→ **WRITTEN REQUEST**: Reproduce the entries exactly.
— Start EXTRACTED RECORDS —
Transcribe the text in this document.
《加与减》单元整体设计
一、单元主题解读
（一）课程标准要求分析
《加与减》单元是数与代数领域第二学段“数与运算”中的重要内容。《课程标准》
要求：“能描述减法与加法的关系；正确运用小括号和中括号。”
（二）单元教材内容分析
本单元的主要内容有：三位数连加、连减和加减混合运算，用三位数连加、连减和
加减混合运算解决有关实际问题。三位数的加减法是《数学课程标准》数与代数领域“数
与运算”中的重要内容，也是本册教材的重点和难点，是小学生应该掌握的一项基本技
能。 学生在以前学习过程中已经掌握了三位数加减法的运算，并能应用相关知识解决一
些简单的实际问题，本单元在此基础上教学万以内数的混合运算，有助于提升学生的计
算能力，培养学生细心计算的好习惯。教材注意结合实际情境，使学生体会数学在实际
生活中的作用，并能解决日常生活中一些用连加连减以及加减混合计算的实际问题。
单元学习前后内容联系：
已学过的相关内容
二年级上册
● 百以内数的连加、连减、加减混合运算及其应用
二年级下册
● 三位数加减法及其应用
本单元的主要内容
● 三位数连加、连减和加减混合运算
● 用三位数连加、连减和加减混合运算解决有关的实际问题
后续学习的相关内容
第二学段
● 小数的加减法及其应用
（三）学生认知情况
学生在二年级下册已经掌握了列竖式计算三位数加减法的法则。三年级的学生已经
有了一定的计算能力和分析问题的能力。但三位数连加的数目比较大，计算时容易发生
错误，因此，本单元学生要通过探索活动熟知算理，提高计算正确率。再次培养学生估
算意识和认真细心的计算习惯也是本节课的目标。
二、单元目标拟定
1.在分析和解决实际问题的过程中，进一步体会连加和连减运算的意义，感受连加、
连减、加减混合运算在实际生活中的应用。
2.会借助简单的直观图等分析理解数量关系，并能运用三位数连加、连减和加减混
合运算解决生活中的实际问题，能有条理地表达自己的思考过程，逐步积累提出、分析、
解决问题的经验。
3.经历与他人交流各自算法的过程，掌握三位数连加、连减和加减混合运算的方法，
— End EXTRACTED RECORDS —
→ **REPLY**:
Transcribe the text in this document.
《加与减》单元整体设计
一、单元主题解读
（一）课程标准要求分析
《加与减》单元是数与代数领域第二学段“数与运算”中的重要内容。《课程标准》
要求：“能描述减法与加法的关系；正确运用小括号和中括号。”
（二）单元教材内容分析
本单元的主要内容有：三位数连加、连减和加减混合运算，用三位数连加、连减和
加减混合运算解决有关实际问题。三位数的加减法是《数学课程标准》数与代数领域“数
与运算”中的重要内容，也是本册教材的重点和难点，是小学生应该掌握的一项基本技
能。 学生在以前学习过程中已经掌握了三位数加减法的运算，并能应用相关知识解决一
些简单的实际问题，本单元在此基础上教学万以内数的混合运算，有助于提升学生的计
算能力，培养学生细心计算的好习惯。教材注意结合实际情境，使学生体会数学在实际
生活中的作用，并能解决日常生活中一些用连加连减以及加减混合计算的实际问题。
单元学习前后内容联系：
已学过的相关内容
二年级上册
● 百以内数的连加、连减、加减混合运算及其应用
二年级下册
● 三位数加减法及其应用
本单元的主要内容
● 三位数连加、连减和加减混合运算
● 用三位数连加、连减和加减混合运算解决有关的实际问题
后续学习的相关内容
第二学段
● 小数的加减法及其应用
（三）学生认知情况
学生在二年级下册已经掌握了列竖式计算三位数加减法的法则。三年级的学生已经
有了一定的计算能力和分析问题的能力。但三位数连加的数目比较大，计算时容易发生
错误，因此，本单元学生要通过探索活动熟知算理，提高计算正确率。再次培养学生估
算意识和认真细心的计算习惯也是本节课的目标。
二、单元目标拟定
1.在分析和解决实际问题的过程中，进一步体会连加和连减运算的意义，感受连加、
连减、加减混合运算在实际生活中的应用。
2.会借助简单的直观图等分析理解数量关系，并能运用三位数连加、连减和加减混
合运算解决生活中的实际问题，能有条理地表达自己的思考过程，逐步积累提出、分析、
解决问题的经验。
3.经历与他人交流各自算法的过程，掌握三位数连加、连减和加减混合运算的方法，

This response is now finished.